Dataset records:
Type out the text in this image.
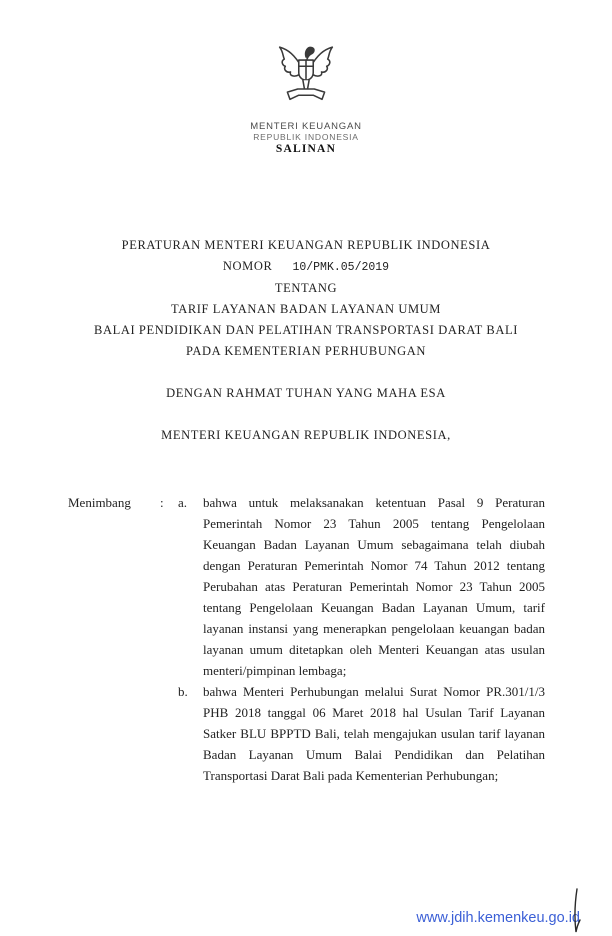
MENTERI KEUANGAN
REPUBLIK INDONESIA
SALINAN
PERATURAN MENTERI KEUANGAN REPUBLIK INDONESIA
NOMOR 10/PMK.05/2019
TENTANG
TARIF LAYANAN BADAN LAYANAN UMUM
BALAI PENDIDIKAN DAN PELATIHAN TRANSPORTASI DARAT BALI
PADA KEMENTERIAN PERHUBUNGAN
DENGAN RAHMAT TUHAN YANG MAHA ESA
MENTERI KEUANGAN REPUBLIK INDONESIA,
Menimbang	:	a.	bahwa untuk melaksanakan ketentuan Pasal 9 Peraturan Pemerintah Nomor 23 Tahun 2005 tentang Pengelolaan Keuangan Badan Layanan Umum sebagaimana telah diubah dengan Peraturan Pemerintah Nomor 74 Tahun 2012 tentang Perubahan atas Peraturan Pemerintah Nomor 23 Tahun 2005 tentang Pengelolaan Keuangan Badan Layanan Umum, tarif layanan instansi yang menerapkan pengelolaan keuangan badan layanan umum ditetapkan oleh Menteri Keuangan atas usulan menteri/pimpinan lembaga;
b.	bahwa Menteri Perhubungan melalui Surat Nomor PR.301/1/3 PHB 2018 tanggal 06 Maret 2018 hal Usulan Tarif Layanan Satker BLU BPPTD Bali, telah mengajukan usulan tarif layanan Badan Layanan Umum Balai Pendidikan dan Pelatihan Transportasi Darat Bali pada Kementerian Perhubungan;
www.jdih.kemenkeu.go.id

The request: Repeat each entry above word for word, leaving every picture out.

Response:
Type out the text in this image.
MENTERI KEUANGAN
REPUBLIK INDONESIA
SALINAN
PERATURAN MENTERI KEUANGAN REPUBLIK INDONESIA
NOMOR 10/PMK.05/2019
TENTANG
TARIF LAYANAN BADAN LAYANAN UMUM
BALAI PENDIDIKAN DAN PELATIHAN TRANSPORTASI DARAT BALI
PADA KEMENTERIAN PERHUBUNGAN
DENGAN RAHMAT TUHAN YANG MAHA ESA
MENTERI KEUANGAN REPUBLIK INDONESIA,
Menimbang	:	a.	bahwa untuk melaksanakan ketentuan Pasal 9 Peraturan Pemerintah Nomor 23 Tahun 2005 tentang Pengelolaan Keuangan Badan Layanan Umum sebagaimana telah diubah dengan Peraturan Pemerintah Nomor 74 Tahun 2012 tentang Perubahan atas Peraturan Pemerintah Nomor 23 Tahun 2005 tentang Pengelolaan Keuangan Badan Layanan Umum, tarif layanan instansi yang menerapkan pengelolaan keuangan badan layanan umum ditetapkan oleh Menteri Keuangan atas usulan menteri/pimpinan lembaga;
b.	bahwa Menteri Perhubungan melalui Surat Nomor PR.301/1/3 PHB 2018 tanggal 06 Maret 2018 hal Usulan Tarif Layanan Satker BLU BPPTD Bali, telah mengajukan usulan tarif layanan Badan Layanan Umum Balai Pendidikan dan Pelatihan Transportasi Darat Bali pada Kementerian Perhubungan;
www.jdih.kemenkeu.go.id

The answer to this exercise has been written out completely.